> _Your objective_: Extract the full listing below without altering a single character.

* START Dataset content *

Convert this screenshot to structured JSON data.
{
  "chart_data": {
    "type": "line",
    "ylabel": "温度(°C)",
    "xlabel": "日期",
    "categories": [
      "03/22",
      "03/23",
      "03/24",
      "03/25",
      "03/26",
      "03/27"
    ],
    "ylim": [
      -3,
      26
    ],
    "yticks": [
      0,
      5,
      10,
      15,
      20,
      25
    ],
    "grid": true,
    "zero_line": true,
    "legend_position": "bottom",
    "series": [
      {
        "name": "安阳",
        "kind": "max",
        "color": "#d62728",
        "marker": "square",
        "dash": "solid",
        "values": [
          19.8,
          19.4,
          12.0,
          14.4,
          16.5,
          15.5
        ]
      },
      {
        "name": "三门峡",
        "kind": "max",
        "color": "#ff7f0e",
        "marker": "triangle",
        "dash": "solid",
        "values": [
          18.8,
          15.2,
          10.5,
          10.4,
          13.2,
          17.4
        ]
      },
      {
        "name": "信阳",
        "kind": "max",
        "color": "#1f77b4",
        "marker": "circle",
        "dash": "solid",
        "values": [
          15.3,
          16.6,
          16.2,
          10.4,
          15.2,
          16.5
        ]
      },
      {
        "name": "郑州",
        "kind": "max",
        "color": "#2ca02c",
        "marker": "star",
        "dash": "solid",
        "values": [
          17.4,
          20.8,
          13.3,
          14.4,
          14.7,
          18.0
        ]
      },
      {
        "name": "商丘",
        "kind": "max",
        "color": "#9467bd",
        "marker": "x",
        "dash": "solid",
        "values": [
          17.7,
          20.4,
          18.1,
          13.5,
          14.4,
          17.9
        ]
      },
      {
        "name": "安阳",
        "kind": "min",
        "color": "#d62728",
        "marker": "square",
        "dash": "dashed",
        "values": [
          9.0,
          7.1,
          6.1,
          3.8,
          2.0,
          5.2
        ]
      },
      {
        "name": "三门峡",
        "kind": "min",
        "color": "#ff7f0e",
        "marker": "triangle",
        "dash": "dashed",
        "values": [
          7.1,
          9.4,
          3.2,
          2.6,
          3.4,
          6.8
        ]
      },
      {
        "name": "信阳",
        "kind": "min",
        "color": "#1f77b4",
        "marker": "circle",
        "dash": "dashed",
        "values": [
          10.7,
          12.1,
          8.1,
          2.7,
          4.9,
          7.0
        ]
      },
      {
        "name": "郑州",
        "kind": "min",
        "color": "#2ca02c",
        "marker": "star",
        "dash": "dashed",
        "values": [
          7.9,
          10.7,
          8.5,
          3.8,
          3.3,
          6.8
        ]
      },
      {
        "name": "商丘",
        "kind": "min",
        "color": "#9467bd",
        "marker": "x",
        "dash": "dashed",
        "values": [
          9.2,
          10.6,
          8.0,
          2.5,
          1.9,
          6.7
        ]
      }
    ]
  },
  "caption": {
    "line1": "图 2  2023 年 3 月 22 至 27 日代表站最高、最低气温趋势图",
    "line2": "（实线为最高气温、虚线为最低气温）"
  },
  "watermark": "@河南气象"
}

* END Dataset content *

> _Problem solution_:
Convert this screenshot to structured JSON data.
{
  "chart_data": {
    "type": "line",
    "ylabel": "温度(°C)",
    "xlabel": "日期",
    "categories": [
      "03/22",
      "03/23",
      "03/24",
      "03/25",
      "03/26",
      "03/27"
    ],
    "ylim": [
      -3,
      26
    ],
    "yticks": [
      0,
      5,
      10,
      15,
      20,
      25
    ],
    "grid": true,
    "zero_line": true,
    "legend_position": "bottom",
    "series": [
      {
        "name": "安阳",
        "kind": "max",
        "color": "#d62728",
        "marker": "square",
        "dash": "solid",
        "values": [
          19.8,
          19.4,
          12.0,
          14.4,
          16.5,
          15.5
        ]
      },
      {
        "name": "三门峡",
        "kind": "max",
        "color": "#ff7f0e",
        "marker": "triangle",
        "dash": "solid",
        "values": [
          18.8,
          15.2,
          10.5,
          10.4,
          13.2,
          17.4
        ]
      },
      {
        "name": "信阳",
        "kind": "max",
        "color": "#1f77b4",
        "marker": "circle",
        "dash": "solid",
        "values": [
          15.3,
          16.6,
          16.2,
          10.4,
          15.2,
          16.5
        ]
      },
      {
        "name": "郑州",
        "kind": "max",
        "color": "#2ca02c",
        "marker": "star",
        "dash": "solid",
        "values": [
          17.4,
          20.8,
          13.3,
          14.4,
          14.7,
          18.0
        ]
      },
      {
        "name": "商丘",
        "kind": "max",
        "color": "#9467bd",
        "marker": "x",
        "dash": "solid",
        "values": [
          17.7,
          20.4,
          18.1,
          13.5,
          14.4,
          17.9
        ]
      },
      {
        "name": "安阳",
        "kind": "min",
        "color": "#d62728",
        "marker": "square",
        "dash": "dashed",
        "values": [
          9.0,
          7.1,
          6.1,
          3.8,
          2.0,
          5.2
        ]
      },
      {
        "name": "三门峡",
        "kind": "min",
        "color": "#ff7f0e",
        "marker": "triangle",
        "dash": "dashed",
        "values": [
          7.1,
          9.4,
          3.2,
          2.6,
          3.4,
          6.8
        ]
      },
      {
        "name": "信阳",
        "kind": "min",
        "color": "#1f77b4",
        "marker": "circle",
        "dash": "dashed",
        "values": [
          10.7,
          12.1,
          8.1,
          2.7,
          4.9,
          7.0
        ]
      },
      {
        "name": "郑州",
        "kind": "min",
        "color": "#2ca02c",
        "marker": "star",
        "dash": "dashed",
        "values": [
          7.9,
          10.7,
          8.5,
          3.8,
          3.3,
          6.8
        ]
      },
      {
        "name": "商丘",
        "kind": "min",
        "color": "#9467bd",
        "marker": "x",
        "dash": "dashed",
        "values": [
          9.2,
          10.6,
          8.0,
          2.5,
          1.9,
          6.7
        ]
      }
    ]
  },
  "caption": {
    "line1": "图 2  2023 年 3 月 22 至 27 日代表站最高、最低气温趋势图",
    "line2": "（实线为最高气温、虚线为最低气温）"
  },
  "watermark": "@河南气象"
}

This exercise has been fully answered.